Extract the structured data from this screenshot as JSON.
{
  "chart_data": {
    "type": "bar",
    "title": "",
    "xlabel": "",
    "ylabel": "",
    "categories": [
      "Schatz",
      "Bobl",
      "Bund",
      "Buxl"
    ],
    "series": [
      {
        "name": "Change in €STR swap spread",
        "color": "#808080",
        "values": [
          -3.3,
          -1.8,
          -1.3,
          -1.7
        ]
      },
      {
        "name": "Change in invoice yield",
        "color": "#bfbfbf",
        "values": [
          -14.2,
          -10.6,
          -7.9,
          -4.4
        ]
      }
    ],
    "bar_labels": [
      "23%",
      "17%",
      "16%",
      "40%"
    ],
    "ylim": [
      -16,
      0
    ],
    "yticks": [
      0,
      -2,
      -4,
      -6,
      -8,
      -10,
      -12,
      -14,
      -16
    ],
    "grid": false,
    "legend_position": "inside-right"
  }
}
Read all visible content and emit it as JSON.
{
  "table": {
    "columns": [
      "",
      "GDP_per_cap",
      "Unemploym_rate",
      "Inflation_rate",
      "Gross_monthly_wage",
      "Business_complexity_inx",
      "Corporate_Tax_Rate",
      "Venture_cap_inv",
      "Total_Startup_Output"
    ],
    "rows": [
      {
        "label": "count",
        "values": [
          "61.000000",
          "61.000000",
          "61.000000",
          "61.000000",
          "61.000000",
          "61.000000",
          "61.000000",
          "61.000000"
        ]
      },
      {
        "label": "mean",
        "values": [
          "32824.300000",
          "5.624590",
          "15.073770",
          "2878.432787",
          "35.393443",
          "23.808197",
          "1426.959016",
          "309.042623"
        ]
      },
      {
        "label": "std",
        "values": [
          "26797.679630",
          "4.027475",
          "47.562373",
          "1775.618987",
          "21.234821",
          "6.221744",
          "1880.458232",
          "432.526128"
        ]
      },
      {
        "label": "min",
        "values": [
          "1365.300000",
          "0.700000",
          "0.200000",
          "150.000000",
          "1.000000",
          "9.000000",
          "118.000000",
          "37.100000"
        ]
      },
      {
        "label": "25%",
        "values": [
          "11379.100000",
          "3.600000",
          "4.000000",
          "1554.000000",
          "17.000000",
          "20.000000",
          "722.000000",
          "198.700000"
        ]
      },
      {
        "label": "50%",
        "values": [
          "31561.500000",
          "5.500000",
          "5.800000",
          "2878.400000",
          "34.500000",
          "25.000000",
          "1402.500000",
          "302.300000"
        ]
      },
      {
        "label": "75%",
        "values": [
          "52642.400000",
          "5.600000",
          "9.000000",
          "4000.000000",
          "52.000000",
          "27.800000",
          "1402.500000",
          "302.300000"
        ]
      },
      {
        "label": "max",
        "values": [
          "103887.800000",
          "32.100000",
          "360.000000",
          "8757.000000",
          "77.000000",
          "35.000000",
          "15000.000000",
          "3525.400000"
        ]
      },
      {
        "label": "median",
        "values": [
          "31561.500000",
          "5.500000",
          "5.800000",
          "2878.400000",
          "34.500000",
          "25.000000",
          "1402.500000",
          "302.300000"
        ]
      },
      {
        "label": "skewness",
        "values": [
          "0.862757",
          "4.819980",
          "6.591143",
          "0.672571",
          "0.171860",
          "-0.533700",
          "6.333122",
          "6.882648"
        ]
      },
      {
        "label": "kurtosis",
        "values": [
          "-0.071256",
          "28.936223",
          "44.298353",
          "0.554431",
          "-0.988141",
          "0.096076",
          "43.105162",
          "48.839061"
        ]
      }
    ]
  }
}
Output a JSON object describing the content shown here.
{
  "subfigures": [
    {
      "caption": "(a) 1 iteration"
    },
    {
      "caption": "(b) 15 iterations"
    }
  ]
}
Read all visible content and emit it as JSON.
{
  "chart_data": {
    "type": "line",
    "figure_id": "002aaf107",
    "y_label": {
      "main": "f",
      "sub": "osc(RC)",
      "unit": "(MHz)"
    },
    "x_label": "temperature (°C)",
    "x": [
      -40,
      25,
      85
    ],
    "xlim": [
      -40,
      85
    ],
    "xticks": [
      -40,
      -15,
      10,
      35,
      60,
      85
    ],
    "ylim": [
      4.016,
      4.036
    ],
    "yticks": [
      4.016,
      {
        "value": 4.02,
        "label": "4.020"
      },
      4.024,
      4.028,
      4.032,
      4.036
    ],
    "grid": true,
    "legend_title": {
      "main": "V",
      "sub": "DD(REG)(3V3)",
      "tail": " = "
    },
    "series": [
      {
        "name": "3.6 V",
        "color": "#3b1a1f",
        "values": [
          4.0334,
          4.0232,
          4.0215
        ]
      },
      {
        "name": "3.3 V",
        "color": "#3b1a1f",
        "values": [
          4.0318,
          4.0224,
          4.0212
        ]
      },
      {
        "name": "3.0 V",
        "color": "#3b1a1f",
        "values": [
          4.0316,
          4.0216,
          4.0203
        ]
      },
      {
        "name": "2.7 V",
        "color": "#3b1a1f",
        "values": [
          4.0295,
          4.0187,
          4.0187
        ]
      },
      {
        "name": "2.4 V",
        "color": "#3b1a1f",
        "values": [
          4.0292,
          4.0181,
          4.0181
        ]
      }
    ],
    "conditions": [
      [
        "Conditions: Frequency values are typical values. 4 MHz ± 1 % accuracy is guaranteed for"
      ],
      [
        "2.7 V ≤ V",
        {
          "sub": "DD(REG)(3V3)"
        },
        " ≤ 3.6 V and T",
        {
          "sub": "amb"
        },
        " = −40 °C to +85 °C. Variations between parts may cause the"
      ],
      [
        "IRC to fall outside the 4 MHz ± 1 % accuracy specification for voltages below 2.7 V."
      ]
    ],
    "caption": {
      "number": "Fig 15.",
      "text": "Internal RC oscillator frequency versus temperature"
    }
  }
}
-------
■ Exercise details: Retype every entry word for word.

■ Written response:
Extract the structured data from this screenshot as JSON.
{
  "chart_data": {
    "type": "bar",
    "title": "",
    "xlabel": "",
    "ylabel": "",
    "categories": [
      "Schatz",
      "Bobl",
      "Bund",
      "Buxl"
    ],
    "series": [
      {
        "name": "Change in €STR swap spread",
        "color": "#808080",
        "values": [
          -3.3,
          -1.8,
          -1.3,
          -1.7
        ]
      },
      {
        "name": "Change in invoice yield",
        "color": "#bfbfbf",
        "values": [
          -14.2,
          -10.6,
          -7.9,
          -4.4
        ]
      }
    ],
    "bar_labels": [
      "23%",
      "17%",
      "16%",
      "40%"
    ],
    "ylim": [
      -16,
      0
    ],
    "yticks": [
      0,
      -2,
      -4,
      -6,
      -8,
      -10,
      -12,
      -14,
      -16
    ],
    "grid": false,
    "legend_position": "inside-right"
  }
}
Read all visible content and emit it as JSON.
{
  "table": {
    "columns": [
      "",
      "GDP_per_cap",
      "Unemploym_rate",
      "Inflation_rate",
      "Gross_monthly_wage",
      "Business_complexity_inx",
      "Corporate_Tax_Rate",
      "Venture_cap_inv",
      "Total_Startup_Output"
    ],
    "rows": [
      {
        "label": "count",
        "values": [
          "61.000000",
          "61.000000",
          "61.000000",
          "61.000000",
          "61.000000",
          "61.000000",
          "61.000000",
          "61.000000"
        ]
      },
      {
        "label": "mean",
        "values": [
          "32824.300000",
          "5.624590",
          "15.073770",
          "2878.432787",
          "35.393443",
          "23.808197",
          "1426.959016",
          "309.042623"
        ]
      },
      {
        "label": "std",
        "values": [
          "26797.679630",
          "4.027475",
          "47.562373",
          "1775.618987",
          "21.234821",
          "6.221744",
          "1880.458232",
          "432.526128"
        ]
      },
      {
        "label": "min",
        "values": [
          "1365.300000",
          "0.700000",
          "0.200000",
          "150.000000",
          "1.000000",
          "9.000000",
          "118.000000",
          "37.100000"
        ]
      },
      {
        "label": "25%",
        "values": [
          "11379.100000",
          "3.600000",
          "4.000000",
          "1554.000000",
          "17.000000",
          "20.000000",
          "722.000000",
          "198.700000"
        ]
      },
      {
        "label": "50%",
        "values": [
          "31561.500000",
          "5.500000",
          "5.800000",
          "2878.400000",
          "34.500000",
          "25.000000",
          "1402.500000",
          "302.300000"
        ]
      },
      {
        "label": "75%",
        "values": [
          "52642.400000",
          "5.600000",
          "9.000000",
          "4000.000000",
          "52.000000",
          "27.800000",
          "1402.500000",
          "302.300000"
        ]
      },
      {
        "label": "max",
        "values": [
          "103887.800000",
          "32.100000",
          "360.000000",
          "8757.000000",
          "77.000000",
          "35.000000",
          "15000.000000",
          "3525.400000"
        ]
      },
      {
        "label": "median",
        "values": [
          "31561.500000",
          "5.500000",
          "5.800000",
          "2878.400000",
          "34.500000",
          "25.000000",
          "1402.500000",
          "302.300000"
        ]
      },
      {
        "label": "skewness",
        "values": [
          "0.862757",
          "4.819980",
          "6.591143",
          "0.672571",
          "0.171860",
          "-0.533700",
          "6.333122",
          "6.882648"
        ]
      },
      {
        "label": "kurtosis",
        "values": [
          "-0.071256",
          "28.936223",
          "44.298353",
          "0.554431",
          "-0.988141",
          "0.096076",
          "43.105162",
          "48.839061"
        ]
      }
    ]
  }
}
Output a JSON object describing the content shown here.
{
  "subfigures": [
    {
      "caption": "(a) 1 iteration"
    },
    {
      "caption": "(b) 15 iterations"
    }
  ]
}
Read all visible content and emit it as JSON.
{
  "chart_data": {
    "type": "line",
    "figure_id": "002aaf107",
    "y_label": {
      "main": "f",
      "sub": "osc(RC)",
      "unit": "(MHz)"
    },
    "x_label": "temperature (°C)",
    "x": [
      -40,
      25,
      85
    ],
    "xlim": [
      -40,
      85
    ],
    "xticks": [
      -40,
      -15,
      10,
      35,
      60,
      85
    ],
    "ylim": [
      4.016,
      4.036
    ],
    "yticks": [
      4.016,
      {
        "value": 4.02,
        "label": "4.020"
      },
      4.024,
      4.028,
      4.032,
      4.036
    ],
    "grid": true,
    "legend_title": {
      "main": "V",
      "sub": "DD(REG)(3V3)",
      "tail": " = "
    },
    "series": [
      {
        "name": "3.6 V",
        "color": "#3b1a1f",
        "values": [
          4.0334,
          4.0232,
          4.0215
        ]
      },
      {
        "name": "3.3 V",
        "color": "#3b1a1f",
        "values": [
          4.0318,
          4.0224,
          4.0212
        ]
      },
      {
        "name": "3.0 V",
        "color": "#3b1a1f",
        "values": [
          4.0316,
          4.0216,
          4.0203
        ]
      },
      {
        "name": "2.7 V",
        "color": "#3b1a1f",
        "values": [
          4.0295,
          4.0187,
          4.0187
        ]
      },
      {
        "name": "2.4 V",
        "color": "#3b1a1f",
        "values": [
          4.0292,
          4.0181,
          4.0181
        ]
      }
    ],
    "conditions": [
      [
        "Conditions: Frequency values are typical values. 4 MHz ± 1 % accuracy is guaranteed for"
      ],
      [
        "2.7 V ≤ V",
        {
          "sub": "DD(REG)(3V3)"
        },
        " ≤ 3.6 V and T",
        {
          "sub": "amb"
        },
        " = −40 °C to +85 °C. Variations between parts may cause the"
      ],
      [
        "IRC to fall outside the 4 MHz ± 1 % accuracy specification for voltages below 2.7 V."
      ]
    ],
    "caption": {
      "number": "Fig 15.",
      "text": "Internal RC oscillator frequency versus temperature"
    }
  }
}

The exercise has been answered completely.